• To be done:
Copy out each line in the material below that contains the string "grid".
○ ○ ○ ○ ○ ○ ○
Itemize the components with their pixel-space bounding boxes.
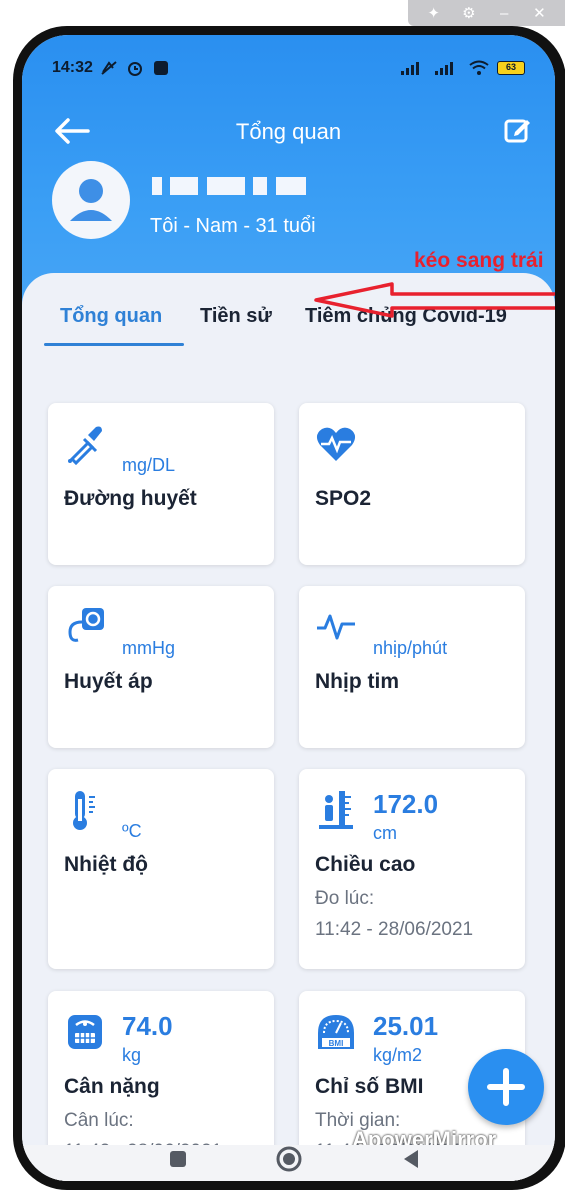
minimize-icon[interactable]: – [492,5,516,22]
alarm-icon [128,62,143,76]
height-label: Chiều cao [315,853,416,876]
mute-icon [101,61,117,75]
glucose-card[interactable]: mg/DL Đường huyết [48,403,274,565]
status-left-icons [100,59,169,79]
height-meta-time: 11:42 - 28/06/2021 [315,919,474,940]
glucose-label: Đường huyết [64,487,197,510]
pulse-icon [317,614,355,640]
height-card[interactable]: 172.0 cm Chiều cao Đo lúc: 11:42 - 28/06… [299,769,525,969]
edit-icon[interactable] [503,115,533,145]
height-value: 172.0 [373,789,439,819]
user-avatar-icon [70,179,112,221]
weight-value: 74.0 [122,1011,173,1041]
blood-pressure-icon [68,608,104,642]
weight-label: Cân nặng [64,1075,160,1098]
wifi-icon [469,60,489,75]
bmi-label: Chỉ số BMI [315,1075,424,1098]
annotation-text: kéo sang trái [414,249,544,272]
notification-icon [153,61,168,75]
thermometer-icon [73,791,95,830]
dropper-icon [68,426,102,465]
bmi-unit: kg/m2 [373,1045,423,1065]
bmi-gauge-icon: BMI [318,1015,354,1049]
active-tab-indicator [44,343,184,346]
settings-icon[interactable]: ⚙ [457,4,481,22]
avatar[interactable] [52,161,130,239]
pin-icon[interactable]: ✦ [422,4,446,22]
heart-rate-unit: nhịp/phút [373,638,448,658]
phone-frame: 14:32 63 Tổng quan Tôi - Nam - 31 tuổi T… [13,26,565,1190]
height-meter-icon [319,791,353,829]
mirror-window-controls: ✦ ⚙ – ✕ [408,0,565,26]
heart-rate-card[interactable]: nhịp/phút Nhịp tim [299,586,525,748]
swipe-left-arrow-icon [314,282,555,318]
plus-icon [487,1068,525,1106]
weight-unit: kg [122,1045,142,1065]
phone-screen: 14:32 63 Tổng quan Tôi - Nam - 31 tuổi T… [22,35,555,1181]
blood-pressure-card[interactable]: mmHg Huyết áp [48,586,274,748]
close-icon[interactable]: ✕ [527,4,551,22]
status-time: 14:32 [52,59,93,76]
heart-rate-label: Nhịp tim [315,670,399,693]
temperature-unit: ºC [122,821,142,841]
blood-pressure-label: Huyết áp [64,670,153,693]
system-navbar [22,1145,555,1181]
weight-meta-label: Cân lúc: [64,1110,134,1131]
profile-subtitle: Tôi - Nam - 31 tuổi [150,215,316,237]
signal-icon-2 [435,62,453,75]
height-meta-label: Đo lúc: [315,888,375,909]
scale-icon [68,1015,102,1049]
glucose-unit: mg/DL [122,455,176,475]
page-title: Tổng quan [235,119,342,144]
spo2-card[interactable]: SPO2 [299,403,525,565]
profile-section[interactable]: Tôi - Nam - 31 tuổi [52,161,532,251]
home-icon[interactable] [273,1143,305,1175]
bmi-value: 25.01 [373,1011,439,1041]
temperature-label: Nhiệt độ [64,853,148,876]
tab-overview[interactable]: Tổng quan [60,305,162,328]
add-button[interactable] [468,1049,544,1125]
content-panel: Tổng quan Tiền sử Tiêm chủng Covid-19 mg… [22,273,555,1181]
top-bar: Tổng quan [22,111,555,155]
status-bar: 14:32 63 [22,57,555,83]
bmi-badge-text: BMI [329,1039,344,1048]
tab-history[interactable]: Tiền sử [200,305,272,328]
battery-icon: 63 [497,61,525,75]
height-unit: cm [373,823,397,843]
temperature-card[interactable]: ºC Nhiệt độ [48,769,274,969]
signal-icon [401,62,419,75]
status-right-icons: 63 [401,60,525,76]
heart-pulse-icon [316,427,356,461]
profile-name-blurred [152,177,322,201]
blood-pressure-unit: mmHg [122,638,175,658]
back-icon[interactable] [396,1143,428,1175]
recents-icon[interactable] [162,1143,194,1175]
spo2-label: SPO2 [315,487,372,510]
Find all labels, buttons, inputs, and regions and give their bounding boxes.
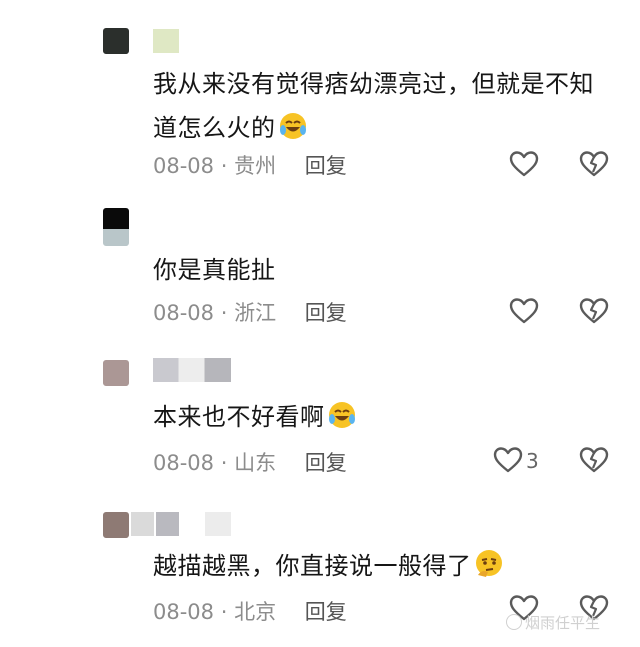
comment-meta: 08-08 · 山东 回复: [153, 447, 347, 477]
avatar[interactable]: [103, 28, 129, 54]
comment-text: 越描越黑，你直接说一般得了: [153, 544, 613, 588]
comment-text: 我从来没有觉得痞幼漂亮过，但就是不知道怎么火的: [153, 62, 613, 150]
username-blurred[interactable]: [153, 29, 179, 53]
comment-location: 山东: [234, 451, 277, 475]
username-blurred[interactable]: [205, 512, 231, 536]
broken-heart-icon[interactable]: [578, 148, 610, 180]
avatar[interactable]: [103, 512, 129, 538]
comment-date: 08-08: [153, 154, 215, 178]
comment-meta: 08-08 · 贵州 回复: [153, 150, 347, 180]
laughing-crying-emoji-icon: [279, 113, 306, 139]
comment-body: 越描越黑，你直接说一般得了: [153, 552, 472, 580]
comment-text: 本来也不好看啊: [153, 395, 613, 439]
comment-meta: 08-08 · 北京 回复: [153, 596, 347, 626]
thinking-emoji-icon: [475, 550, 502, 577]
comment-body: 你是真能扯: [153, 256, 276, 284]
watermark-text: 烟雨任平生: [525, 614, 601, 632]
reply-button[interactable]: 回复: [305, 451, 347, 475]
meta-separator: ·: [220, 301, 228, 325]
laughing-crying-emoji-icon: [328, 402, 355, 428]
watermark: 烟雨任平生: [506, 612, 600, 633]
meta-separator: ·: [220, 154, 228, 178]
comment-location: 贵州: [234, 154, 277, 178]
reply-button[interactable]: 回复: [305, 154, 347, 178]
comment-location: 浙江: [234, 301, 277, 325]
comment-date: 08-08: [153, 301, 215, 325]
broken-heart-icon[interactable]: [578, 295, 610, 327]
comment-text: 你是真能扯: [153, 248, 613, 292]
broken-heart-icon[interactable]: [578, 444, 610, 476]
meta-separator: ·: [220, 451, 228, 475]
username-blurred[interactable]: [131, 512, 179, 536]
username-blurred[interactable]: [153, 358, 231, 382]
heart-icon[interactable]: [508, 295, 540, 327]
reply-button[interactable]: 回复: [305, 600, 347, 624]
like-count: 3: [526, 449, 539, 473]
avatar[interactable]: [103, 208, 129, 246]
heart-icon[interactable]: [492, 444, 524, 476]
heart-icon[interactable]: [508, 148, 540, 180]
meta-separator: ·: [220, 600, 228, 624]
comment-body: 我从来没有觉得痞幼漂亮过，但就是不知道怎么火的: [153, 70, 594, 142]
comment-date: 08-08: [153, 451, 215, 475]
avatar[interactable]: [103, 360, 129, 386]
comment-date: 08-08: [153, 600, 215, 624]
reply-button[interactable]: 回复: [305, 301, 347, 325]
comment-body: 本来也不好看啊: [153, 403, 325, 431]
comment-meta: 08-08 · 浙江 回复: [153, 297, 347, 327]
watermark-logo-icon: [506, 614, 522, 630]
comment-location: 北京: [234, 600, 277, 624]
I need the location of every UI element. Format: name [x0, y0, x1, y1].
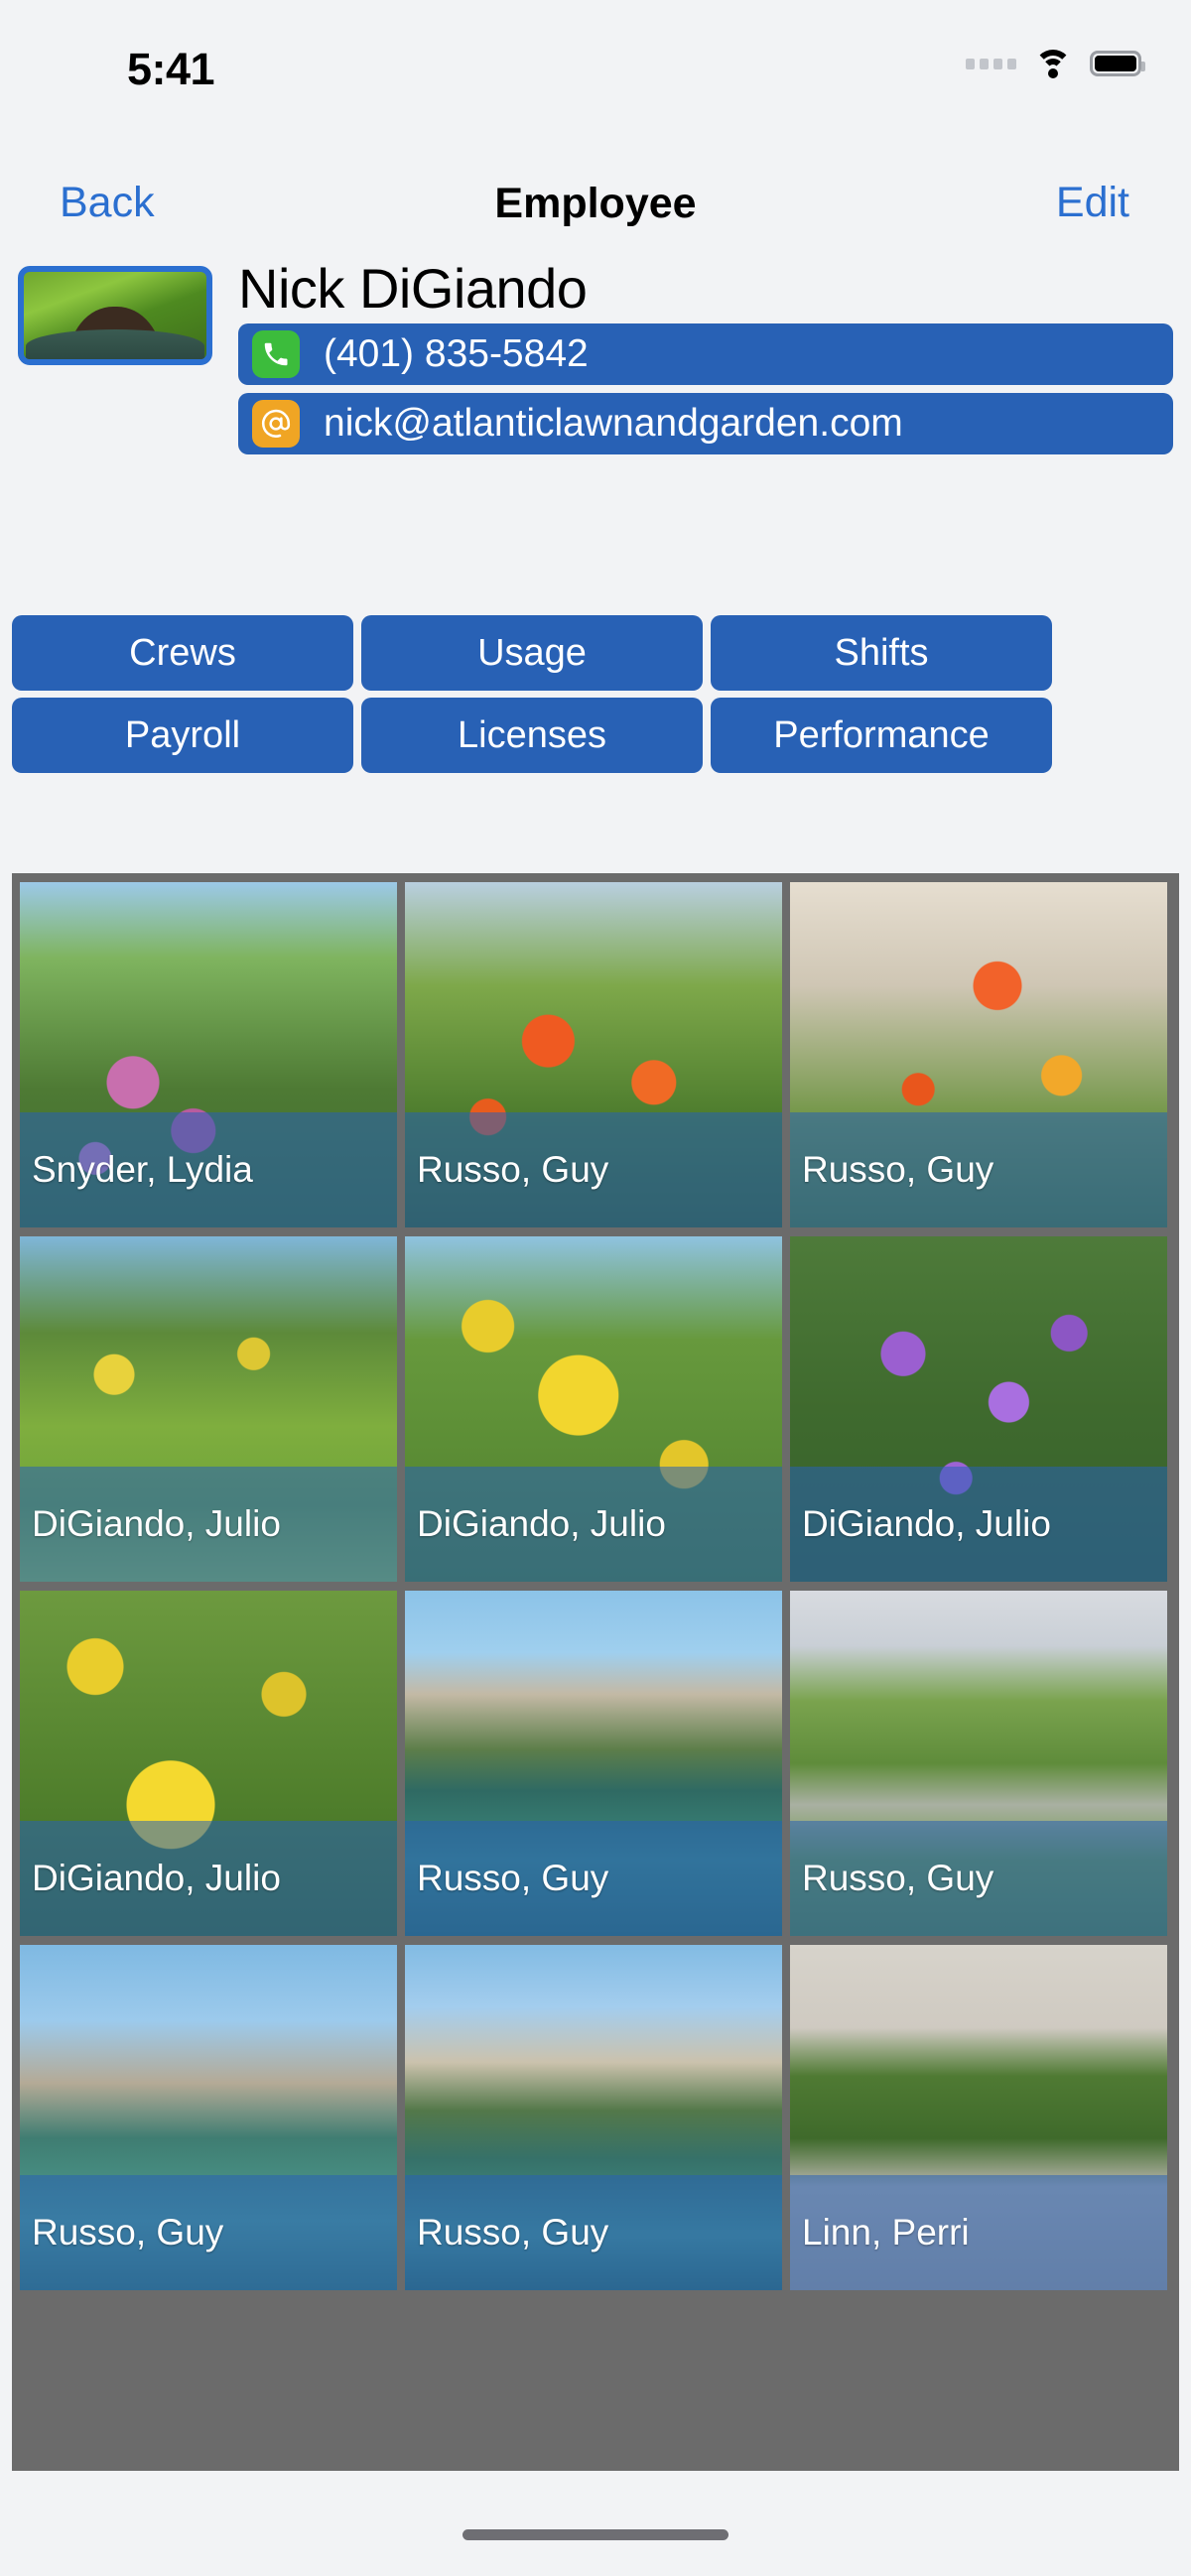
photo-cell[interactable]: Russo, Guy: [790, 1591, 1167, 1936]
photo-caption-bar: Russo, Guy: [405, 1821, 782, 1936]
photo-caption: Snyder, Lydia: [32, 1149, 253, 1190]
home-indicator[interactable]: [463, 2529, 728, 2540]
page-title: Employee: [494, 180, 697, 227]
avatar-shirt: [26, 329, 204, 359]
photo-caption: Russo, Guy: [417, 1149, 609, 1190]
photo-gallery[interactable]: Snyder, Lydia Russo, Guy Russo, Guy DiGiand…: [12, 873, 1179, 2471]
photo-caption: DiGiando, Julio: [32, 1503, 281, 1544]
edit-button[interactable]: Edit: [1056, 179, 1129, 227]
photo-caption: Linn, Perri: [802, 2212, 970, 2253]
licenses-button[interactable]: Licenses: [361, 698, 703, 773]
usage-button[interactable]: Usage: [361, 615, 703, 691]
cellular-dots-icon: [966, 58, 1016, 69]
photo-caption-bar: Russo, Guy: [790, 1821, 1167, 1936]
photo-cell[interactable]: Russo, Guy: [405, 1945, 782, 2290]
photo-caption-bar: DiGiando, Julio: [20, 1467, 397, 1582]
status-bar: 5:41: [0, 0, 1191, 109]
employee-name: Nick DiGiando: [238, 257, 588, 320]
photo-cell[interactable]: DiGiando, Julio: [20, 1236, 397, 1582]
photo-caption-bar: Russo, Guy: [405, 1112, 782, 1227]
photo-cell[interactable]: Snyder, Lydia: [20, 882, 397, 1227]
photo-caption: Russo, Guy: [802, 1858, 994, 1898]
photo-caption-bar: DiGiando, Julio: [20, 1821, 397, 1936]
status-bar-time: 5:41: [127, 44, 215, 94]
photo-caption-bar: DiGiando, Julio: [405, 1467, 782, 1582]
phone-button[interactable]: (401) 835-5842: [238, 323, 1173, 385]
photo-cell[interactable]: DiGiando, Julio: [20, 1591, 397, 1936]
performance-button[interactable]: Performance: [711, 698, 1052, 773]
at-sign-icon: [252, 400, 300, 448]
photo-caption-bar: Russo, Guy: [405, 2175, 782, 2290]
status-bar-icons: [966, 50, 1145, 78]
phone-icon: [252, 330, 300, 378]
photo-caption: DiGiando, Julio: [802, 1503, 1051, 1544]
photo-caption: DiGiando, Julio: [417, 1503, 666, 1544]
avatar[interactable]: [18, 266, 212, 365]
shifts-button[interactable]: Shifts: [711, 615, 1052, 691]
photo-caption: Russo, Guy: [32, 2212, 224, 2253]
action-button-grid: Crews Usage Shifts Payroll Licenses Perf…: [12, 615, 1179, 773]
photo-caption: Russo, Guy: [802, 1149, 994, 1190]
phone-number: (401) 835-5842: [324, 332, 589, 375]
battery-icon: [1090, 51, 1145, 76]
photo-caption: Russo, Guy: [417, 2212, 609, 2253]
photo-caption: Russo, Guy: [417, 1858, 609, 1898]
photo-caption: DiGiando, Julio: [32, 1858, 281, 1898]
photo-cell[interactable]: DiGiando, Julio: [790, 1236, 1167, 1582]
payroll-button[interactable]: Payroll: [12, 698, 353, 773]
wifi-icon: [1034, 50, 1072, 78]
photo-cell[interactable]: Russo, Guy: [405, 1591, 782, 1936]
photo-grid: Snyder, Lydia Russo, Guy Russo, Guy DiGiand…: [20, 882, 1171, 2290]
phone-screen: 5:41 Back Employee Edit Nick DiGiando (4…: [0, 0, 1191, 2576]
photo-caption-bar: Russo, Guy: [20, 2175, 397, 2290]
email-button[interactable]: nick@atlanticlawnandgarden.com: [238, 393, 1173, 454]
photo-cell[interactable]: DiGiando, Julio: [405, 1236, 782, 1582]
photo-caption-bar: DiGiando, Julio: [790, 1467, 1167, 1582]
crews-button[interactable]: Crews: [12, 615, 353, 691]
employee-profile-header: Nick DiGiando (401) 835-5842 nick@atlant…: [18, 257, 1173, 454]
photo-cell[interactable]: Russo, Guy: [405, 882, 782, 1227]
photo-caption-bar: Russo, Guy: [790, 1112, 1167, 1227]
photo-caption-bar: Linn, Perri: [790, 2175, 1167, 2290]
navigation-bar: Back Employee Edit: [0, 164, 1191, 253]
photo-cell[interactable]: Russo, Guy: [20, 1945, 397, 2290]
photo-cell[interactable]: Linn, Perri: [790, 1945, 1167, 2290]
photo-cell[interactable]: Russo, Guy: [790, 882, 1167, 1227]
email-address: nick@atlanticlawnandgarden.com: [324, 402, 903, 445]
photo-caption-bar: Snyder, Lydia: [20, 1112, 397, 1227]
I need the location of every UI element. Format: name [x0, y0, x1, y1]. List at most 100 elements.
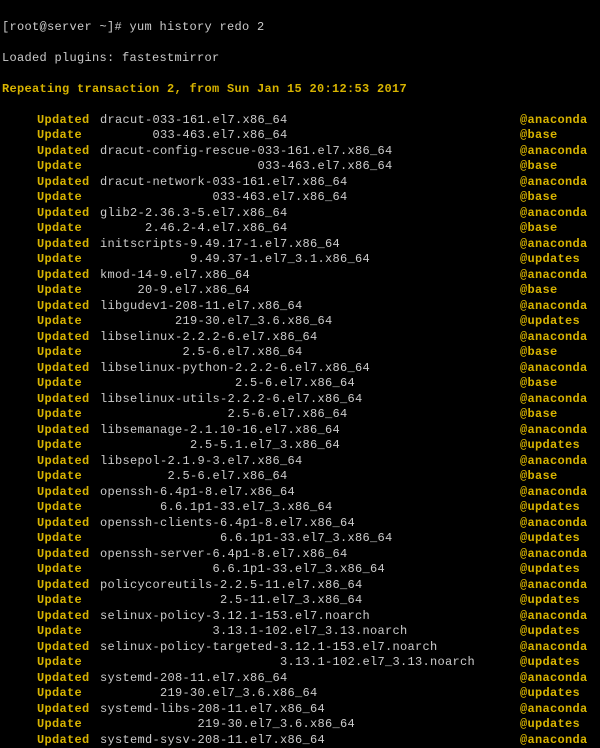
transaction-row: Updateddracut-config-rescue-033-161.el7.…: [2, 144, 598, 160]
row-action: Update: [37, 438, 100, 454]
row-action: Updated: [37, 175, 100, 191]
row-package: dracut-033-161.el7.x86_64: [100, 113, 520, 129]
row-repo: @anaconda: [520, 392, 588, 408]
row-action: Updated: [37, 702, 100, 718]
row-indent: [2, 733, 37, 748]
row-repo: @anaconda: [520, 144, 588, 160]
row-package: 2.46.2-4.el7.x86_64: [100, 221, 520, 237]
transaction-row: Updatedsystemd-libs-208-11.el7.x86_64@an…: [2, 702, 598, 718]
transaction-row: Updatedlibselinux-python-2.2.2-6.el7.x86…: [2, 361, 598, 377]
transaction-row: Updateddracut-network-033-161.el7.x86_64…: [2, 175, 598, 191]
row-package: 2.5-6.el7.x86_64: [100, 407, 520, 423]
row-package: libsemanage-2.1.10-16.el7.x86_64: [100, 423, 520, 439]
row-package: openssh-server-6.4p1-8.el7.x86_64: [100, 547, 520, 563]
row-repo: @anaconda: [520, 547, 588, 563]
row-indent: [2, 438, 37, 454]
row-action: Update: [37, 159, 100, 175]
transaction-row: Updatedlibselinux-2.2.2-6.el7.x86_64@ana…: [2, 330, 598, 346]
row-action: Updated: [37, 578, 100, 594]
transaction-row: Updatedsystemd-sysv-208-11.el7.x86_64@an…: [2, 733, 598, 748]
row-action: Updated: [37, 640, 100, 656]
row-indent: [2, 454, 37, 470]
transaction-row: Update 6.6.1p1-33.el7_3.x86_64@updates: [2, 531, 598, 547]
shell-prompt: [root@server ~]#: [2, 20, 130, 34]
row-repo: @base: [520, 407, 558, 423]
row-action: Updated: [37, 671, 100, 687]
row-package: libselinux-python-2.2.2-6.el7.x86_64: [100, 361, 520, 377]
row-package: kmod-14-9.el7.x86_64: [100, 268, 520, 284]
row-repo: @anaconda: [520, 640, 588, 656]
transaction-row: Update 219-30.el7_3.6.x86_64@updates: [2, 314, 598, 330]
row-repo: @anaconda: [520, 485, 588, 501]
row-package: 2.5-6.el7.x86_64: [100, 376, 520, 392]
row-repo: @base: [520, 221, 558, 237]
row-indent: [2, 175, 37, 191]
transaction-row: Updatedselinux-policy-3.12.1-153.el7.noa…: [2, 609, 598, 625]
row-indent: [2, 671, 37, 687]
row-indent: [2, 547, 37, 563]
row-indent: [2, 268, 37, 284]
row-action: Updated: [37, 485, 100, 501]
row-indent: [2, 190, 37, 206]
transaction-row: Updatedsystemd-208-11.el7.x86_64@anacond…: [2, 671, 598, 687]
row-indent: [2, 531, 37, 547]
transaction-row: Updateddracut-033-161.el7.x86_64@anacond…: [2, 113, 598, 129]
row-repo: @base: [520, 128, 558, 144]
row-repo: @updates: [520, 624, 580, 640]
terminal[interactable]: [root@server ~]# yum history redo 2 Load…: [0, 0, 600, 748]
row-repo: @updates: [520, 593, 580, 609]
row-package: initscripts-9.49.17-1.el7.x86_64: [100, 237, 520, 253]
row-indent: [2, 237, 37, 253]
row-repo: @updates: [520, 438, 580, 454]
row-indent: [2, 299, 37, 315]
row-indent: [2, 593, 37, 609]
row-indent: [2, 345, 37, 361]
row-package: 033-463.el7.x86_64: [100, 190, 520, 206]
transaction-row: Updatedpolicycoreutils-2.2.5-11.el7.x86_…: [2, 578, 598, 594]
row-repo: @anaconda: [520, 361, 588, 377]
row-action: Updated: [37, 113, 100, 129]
○ ○ ○ ○ ○ ○ ○
• Result:
action-button-grid: Crews Usage Shifts Payroll Licenses Perf…: [12, 615, 1179, 773]
photo-grid: Snyder, Lydia Russo, Guy Russo, Guy DiGiand…: [20, 882, 1171, 2290]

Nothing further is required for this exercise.